• _Records supplied_

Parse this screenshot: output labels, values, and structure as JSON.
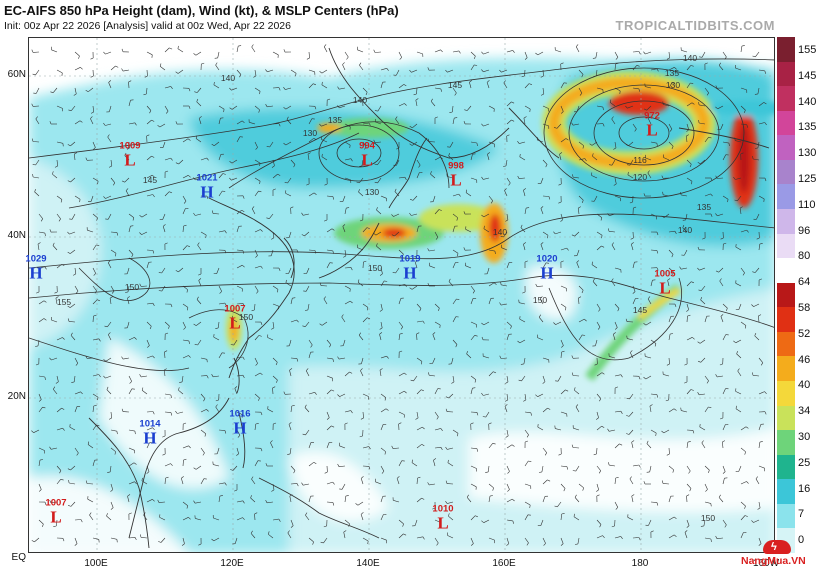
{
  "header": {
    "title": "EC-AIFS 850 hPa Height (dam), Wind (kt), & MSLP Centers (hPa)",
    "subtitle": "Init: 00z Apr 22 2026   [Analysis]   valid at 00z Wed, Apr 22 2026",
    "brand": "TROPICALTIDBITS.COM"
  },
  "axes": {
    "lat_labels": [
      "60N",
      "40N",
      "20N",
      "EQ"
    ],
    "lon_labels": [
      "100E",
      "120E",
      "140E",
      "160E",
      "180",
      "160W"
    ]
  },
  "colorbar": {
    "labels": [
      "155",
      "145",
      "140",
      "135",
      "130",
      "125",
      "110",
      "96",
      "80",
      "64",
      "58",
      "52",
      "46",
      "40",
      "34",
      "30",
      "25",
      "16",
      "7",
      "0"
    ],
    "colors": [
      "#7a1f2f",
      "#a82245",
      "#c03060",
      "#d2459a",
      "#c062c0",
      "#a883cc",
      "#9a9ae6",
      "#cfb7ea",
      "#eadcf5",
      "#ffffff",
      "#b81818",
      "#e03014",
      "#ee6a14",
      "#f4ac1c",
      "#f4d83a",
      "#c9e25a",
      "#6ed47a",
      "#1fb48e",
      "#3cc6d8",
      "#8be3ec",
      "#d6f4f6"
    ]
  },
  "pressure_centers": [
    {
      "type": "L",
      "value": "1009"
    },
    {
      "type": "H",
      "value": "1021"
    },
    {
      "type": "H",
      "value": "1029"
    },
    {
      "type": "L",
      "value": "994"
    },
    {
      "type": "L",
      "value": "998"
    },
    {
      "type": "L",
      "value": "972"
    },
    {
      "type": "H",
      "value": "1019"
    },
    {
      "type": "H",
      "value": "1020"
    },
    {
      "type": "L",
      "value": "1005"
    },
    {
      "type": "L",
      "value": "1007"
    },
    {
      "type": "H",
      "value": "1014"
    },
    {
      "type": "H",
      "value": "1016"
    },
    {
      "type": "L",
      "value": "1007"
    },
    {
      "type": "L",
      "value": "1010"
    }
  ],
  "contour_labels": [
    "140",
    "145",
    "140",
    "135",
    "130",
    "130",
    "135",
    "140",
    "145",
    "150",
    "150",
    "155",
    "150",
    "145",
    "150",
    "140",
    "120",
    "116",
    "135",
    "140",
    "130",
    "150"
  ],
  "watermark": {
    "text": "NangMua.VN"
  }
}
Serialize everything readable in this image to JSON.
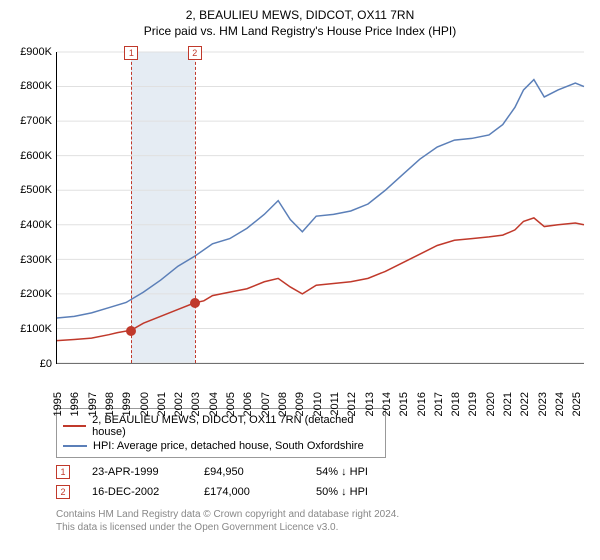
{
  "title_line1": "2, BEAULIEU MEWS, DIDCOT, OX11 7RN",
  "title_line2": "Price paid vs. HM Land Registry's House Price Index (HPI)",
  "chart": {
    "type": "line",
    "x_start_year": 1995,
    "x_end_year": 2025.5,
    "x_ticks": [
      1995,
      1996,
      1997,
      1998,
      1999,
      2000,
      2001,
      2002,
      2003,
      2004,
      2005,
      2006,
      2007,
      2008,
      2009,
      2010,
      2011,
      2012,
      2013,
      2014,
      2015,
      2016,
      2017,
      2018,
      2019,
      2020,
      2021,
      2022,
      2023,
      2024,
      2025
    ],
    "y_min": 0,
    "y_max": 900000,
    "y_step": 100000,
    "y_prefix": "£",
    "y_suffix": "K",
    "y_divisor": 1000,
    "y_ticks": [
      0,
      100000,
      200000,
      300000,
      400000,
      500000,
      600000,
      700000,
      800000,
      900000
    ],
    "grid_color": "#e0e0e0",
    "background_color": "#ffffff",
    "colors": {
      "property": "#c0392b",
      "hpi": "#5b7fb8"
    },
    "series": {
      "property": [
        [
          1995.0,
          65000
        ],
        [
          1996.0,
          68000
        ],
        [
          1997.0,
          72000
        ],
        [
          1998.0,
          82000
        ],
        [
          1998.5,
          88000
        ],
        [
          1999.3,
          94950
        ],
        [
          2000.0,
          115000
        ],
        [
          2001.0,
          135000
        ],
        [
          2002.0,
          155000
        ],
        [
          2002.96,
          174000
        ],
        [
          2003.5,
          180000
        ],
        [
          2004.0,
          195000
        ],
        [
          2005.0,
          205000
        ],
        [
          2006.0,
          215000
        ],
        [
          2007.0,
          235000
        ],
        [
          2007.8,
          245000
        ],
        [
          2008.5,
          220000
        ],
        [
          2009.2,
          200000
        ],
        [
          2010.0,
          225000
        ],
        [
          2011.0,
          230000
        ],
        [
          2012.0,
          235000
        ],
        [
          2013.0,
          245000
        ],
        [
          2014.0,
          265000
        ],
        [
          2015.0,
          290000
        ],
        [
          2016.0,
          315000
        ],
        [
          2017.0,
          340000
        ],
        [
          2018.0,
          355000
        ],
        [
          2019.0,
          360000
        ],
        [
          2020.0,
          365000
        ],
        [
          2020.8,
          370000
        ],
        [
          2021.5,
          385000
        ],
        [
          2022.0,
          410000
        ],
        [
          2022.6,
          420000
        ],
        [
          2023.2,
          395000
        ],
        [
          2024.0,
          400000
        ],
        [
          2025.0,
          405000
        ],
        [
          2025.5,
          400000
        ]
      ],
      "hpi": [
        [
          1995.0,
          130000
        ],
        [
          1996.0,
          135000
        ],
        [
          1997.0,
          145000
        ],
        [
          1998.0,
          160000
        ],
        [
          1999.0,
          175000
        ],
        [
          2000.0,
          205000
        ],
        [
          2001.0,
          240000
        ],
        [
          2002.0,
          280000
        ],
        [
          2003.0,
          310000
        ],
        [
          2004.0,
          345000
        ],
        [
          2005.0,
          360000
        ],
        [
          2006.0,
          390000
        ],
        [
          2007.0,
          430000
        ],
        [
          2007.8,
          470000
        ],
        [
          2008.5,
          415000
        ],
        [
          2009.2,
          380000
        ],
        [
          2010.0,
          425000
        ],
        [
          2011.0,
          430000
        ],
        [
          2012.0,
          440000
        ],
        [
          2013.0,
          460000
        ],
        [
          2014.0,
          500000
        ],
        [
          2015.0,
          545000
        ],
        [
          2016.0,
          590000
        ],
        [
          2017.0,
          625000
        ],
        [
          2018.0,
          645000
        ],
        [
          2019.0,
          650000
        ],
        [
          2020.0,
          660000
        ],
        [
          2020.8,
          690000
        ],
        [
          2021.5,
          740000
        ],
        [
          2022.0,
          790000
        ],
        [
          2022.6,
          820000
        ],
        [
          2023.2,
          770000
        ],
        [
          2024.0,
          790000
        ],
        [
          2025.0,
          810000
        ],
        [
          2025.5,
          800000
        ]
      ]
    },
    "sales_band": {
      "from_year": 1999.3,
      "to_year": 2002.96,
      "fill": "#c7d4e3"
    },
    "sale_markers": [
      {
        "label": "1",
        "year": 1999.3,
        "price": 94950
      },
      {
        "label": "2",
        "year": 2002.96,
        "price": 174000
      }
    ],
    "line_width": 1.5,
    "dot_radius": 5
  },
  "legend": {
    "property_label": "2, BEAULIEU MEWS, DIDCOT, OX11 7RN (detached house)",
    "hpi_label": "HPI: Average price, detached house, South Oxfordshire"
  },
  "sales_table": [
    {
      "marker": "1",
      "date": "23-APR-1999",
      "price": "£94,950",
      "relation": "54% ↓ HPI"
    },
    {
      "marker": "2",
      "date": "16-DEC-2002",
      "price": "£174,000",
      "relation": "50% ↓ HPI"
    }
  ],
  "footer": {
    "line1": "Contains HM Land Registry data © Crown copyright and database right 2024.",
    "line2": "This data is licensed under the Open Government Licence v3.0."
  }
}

• _Problem_
Find the word "Registry" in the material, then list each line that holds it.

• _Exercise solution_
  "title_line2": "Price paid vs. HM Land Registry's House Price Index (HPI)",
    "line1": "Contains HM Land Registry data © Crown copyright and database right 2024.",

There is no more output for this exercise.